◆ Work to be completed ◆
Reproduce all of the data exactly, with no line skipped.

Saved data entries
- - - - -

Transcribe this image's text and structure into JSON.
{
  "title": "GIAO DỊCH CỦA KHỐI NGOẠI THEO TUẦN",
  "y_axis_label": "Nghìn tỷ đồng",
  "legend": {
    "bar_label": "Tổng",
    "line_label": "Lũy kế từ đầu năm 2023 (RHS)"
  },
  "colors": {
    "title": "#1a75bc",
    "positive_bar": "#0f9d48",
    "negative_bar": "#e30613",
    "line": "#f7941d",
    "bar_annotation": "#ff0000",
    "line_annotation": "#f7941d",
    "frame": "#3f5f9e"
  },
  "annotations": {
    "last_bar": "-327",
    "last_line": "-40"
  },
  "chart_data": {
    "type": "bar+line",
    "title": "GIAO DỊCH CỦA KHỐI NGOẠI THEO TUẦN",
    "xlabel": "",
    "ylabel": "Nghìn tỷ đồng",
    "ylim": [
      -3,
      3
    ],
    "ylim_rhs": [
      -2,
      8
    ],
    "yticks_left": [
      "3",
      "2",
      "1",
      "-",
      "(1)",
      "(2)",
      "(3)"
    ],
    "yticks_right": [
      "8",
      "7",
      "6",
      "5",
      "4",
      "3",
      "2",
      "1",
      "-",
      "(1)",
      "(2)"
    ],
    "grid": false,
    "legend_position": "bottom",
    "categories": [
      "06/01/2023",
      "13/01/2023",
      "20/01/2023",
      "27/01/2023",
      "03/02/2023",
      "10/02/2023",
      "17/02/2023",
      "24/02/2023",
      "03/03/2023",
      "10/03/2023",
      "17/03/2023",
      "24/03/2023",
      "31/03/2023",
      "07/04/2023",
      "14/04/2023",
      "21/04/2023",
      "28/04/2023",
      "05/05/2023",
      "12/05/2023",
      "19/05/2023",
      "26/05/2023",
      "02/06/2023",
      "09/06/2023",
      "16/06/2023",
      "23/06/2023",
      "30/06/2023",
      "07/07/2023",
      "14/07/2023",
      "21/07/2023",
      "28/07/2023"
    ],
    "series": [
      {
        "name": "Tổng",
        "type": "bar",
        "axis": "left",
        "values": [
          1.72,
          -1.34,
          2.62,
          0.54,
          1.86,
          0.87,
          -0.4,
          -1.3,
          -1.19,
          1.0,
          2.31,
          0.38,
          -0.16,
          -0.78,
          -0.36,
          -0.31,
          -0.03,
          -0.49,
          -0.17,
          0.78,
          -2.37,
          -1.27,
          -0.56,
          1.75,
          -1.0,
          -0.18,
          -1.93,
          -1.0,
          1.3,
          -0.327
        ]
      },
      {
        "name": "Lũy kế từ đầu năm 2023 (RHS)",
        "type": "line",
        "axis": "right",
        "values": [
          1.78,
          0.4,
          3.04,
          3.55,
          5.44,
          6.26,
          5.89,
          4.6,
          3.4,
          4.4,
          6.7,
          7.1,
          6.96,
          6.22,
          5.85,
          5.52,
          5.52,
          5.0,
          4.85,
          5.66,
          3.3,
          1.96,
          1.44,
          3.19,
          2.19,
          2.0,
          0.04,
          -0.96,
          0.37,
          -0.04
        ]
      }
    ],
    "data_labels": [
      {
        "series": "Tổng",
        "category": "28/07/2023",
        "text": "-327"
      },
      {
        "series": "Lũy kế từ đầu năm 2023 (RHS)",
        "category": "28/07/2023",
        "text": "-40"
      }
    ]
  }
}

- - - - -

◆ Expected answer ◆
Transcribe this image's text and structure into JSON.
{
  "title": "GIAO DỊCH CỦA KHỐI NGOẠI THEO TUẦN",
  "y_axis_label": "Nghìn tỷ đồng",
  "legend": {
    "bar_label": "Tổng",
    "line_label": "Lũy kế từ đầu năm 2023 (RHS)"
  },
  "colors": {
    "title": "#1a75bc",
    "positive_bar": "#0f9d48",
    "negative_bar": "#e30613",
    "line": "#f7941d",
    "bar_annotation": "#ff0000",
    "line_annotation": "#f7941d",
    "frame": "#3f5f9e"
  },
  "annotations": {
    "last_bar": "-327",
    "last_line": "-40"
  },
  "chart_data": {
    "type": "bar+line",
    "title": "GIAO DỊCH CỦA KHỐI NGOẠI THEO TUẦN",
    "xlabel": "",
    "ylabel": "Nghìn tỷ đồng",
    "ylim": [
      -3,
      3
    ],
    "ylim_rhs": [
      -2,
      8
    ],
    "yticks_left": [
      "3",
      "2",
      "1",
      "-",
      "(1)",
      "(2)",
      "(3)"
    ],
    "yticks_right": [
      "8",
      "7",
      "6",
      "5",
      "4",
      "3",
      "2",
      "1",
      "-",
      "(1)",
      "(2)"
    ],
    "grid": false,
    "legend_position": "bottom",
    "categories": [
      "06/01/2023",
      "13/01/2023",
      "20/01/2023",
      "27/01/2023",
      "03/02/2023",
      "10/02/2023",
      "17/02/2023",
      "24/02/2023",
      "03/03/2023",
      "10/03/2023",
      "17/03/2023",
      "24/03/2023",
      "31/03/2023",
      "07/04/2023",
      "14/04/2023",
      "21/04/2023",
      "28/04/2023",
      "05/05/2023",
      "12/05/2023",
      "19/05/2023",
      "26/05/2023",
      "02/06/2023",
      "09/06/2023",
      "16/06/2023",
      "23/06/2023",
      "30/06/2023",
      "07/07/2023",
      "14/07/2023",
      "21/07/2023",
      "28/07/2023"
    ],
    "series": [
      {
        "name": "Tổng",
        "type": "bar",
        "axis": "left",
        "values": [
          1.72,
          -1.34,
          2.62,
          0.54,
          1.86,
          0.87,
          -0.4,
          -1.3,
          -1.19,
          1.0,
          2.31,
          0.38,
          -0.16,
          -0.78,
          -0.36,
          -0.31,
          -0.03,
          -0.49,
          -0.17,
          0.78,
          -2.37,
          -1.27,
          -0.56,
          1.75,
          -1.0,
          -0.18,
          -1.93,
          -1.0,
          1.3,
          -0.327
        ]
      },
      {
        "name": "Lũy kế từ đầu năm 2023 (RHS)",
        "type": "line",
        "axis": "right",
        "values": [
          1.78,
          0.4,
          3.04,
          3.55,
          5.44,
          6.26,
          5.89,
          4.6,
          3.4,
          4.4,
          6.7,
          7.1,
          6.96,
          6.22,
          5.85,
          5.52,
          5.52,
          5.0,
          4.85,
          5.66,
          3.3,
          1.96,
          1.44,
          3.19,
          2.19,
          2.0,
          0.04,
          -0.96,
          0.37,
          -0.04
        ]
      }
    ],
    "data_labels": [
      {
        "series": "Tổng",
        "category": "28/07/2023",
        "text": "-327"
      },
      {
        "series": "Lũy kế từ đầu năm 2023 (RHS)",
        "category": "28/07/2023",
        "text": "-40"
      }
    ]
  }
}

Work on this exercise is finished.